- ИСХОДНЫЙ ТЕКСТ:
● ● ● ● ● ● ●
Право играть положительных героев заслужил
— Виктор, сколько лет вы работаете в Ленкоме?
— 31-й год. Больше, чем полжизни. Всё как-то в одну минуту пролетело…
— Каким вы помните театр времён своей молодости?
— Тогда, после окончания института, у меня было совсем другое представление о театре. В институте мы учимся мастерству актёра, а не работе в театре, как в некоем цельном организме. То, что я себе придумал, не соответствовало реальности, со всеми сложившимися порядками, устоями и традициями. Но театр — живой организм, и с годами он меняется вместе с тобой. И однажды я понял, что нахожусь на своём месте, и не занимаю ничьё чужое. Когда ты на своём месте — это чудесно, и можно радоваться жизни, успехам друзей и успехам детей.
— У вас есть самая любимая роль?
— Нет. Каждая роль — это частичка меня. С кино у меня то же самое: почти все роли нравятся, за редким исключением.
— А есть роль, от которой бы вы сейчас отказались?
— Пришло время, когда я больше не хочу играть мерзавцев, подонков и предателей. Я наиграл их довольно много, и, наверное, они мне надоели. Мне кажется, я заслужил право играть положительных героев.
● ● ● ● ● ● ●
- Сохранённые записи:
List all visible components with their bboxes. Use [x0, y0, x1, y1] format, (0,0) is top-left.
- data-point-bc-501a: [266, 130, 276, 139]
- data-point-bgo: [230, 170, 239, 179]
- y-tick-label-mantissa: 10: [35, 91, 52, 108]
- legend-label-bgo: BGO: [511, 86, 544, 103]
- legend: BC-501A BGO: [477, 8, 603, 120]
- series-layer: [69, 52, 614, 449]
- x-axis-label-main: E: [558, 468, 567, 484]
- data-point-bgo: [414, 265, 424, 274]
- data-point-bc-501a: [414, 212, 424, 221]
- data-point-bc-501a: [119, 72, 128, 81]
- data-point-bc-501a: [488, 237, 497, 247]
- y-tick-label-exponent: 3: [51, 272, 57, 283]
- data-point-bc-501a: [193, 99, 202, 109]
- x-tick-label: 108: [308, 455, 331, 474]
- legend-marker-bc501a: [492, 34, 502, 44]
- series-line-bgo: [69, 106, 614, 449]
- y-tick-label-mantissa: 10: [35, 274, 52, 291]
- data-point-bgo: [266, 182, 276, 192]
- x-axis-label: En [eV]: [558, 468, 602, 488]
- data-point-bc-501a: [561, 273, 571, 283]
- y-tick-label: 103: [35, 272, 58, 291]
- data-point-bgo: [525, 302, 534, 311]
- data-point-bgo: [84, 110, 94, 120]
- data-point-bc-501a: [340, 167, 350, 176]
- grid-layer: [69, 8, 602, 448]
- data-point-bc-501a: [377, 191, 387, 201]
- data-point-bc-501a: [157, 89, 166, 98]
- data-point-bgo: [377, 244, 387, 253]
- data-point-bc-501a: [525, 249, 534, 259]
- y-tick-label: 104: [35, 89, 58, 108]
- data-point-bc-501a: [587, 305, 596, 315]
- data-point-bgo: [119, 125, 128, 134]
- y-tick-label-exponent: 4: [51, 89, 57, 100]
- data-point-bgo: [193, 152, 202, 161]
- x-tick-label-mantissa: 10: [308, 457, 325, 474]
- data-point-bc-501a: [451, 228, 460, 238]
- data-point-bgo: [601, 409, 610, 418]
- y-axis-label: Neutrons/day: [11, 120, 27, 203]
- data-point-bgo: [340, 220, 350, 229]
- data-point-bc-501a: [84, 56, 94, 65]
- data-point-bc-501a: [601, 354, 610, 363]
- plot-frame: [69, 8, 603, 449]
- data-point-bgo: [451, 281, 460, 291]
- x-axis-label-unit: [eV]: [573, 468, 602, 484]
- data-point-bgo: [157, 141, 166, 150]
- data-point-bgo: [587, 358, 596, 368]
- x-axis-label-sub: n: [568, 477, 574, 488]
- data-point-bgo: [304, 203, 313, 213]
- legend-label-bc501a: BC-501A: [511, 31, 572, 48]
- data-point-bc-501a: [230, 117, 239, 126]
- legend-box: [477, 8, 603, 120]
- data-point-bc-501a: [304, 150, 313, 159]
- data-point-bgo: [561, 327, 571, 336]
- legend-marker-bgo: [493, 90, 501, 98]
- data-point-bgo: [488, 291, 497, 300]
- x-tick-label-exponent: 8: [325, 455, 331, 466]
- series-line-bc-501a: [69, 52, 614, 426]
● ● ● ● ● ● ●
- ЗАДАНИЕ A: Почему, судя по интервью, Виктор больше не хочет играть мерзавцев, подонков и предателей? Ответьте в одном–трёх предложениях.
- ЗАДАНИЕ B:
Ответьте по интервью на вопросы:
(i) Сколько лет Виктор работает в Ленкоме?
(ii) Есть ли у него самая любимая роль?
(iii) Как он относится к своим ролям в кино?
- ЗАДАНИЕ C:
Соответствуют ли интервью эти утверждения? На каждое ответьте «да» или «нет» и приведите точные слова из текста, которые это решают.
(i) После института Виктор представлял себе театр таким, каким он оказался на деле.
(ii) По словам Виктора, театр с годами меняется вместе с человеком.
(iii) Виктор считает, что занимает в театре чужое место.
К этим данным здесь обращаться не нужно.

- ОТВЕТ A: Он сыграл таких персонажей довольно много, и они ему, наверное, надоели. Ещё он считает, что заслужил право играть положительных героев.

- ОТВЕТ B:
(i) Идёт 31-й год, больше половины жизни.
(ii) Нет, каждая роль для него частичка его самого.
(iii) Почти все роли ему нравятся, за редким исключением.

- ОТВЕТ C:
(i) Нет: «То, что я себе придумал, не соответствовало реальности».
(ii) Да: «с годами он меняется вместе с тобой».
(iii) Нет: «нахожусь на своём месте, и не занимаю ничьё чужое».